Only lines holding the word "Elements" should be copied from the material.

○ ○ ○

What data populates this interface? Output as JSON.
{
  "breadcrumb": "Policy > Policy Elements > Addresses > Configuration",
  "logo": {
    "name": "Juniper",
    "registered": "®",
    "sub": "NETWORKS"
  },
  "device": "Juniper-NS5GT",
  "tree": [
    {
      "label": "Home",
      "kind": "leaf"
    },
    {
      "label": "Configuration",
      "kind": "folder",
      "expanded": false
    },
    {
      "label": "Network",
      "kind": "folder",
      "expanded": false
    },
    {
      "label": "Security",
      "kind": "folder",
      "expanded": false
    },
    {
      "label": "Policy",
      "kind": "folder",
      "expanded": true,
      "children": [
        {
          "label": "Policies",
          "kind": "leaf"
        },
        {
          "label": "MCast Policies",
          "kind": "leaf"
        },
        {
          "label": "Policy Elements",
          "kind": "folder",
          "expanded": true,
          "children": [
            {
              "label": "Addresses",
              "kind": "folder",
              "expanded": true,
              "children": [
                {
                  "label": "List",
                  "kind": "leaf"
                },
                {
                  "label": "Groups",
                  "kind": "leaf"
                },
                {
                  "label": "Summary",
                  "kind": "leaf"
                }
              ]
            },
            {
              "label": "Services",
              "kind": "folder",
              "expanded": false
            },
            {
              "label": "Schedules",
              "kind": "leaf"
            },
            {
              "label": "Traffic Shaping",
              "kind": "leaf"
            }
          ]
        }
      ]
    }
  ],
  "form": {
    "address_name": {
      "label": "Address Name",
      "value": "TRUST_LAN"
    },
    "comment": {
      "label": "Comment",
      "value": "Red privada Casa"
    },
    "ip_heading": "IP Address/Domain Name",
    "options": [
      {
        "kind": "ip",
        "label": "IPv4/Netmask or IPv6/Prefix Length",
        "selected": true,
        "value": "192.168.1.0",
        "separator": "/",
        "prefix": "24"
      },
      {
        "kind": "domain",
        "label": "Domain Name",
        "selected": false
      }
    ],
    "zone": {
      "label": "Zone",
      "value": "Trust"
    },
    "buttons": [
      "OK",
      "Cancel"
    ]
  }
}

○ ○ ○

■ FINISHED TASK ■
  "breadcrumb": "Policy > Policy Elements > Addresses > Configuration",
          "label": "Policy Elements",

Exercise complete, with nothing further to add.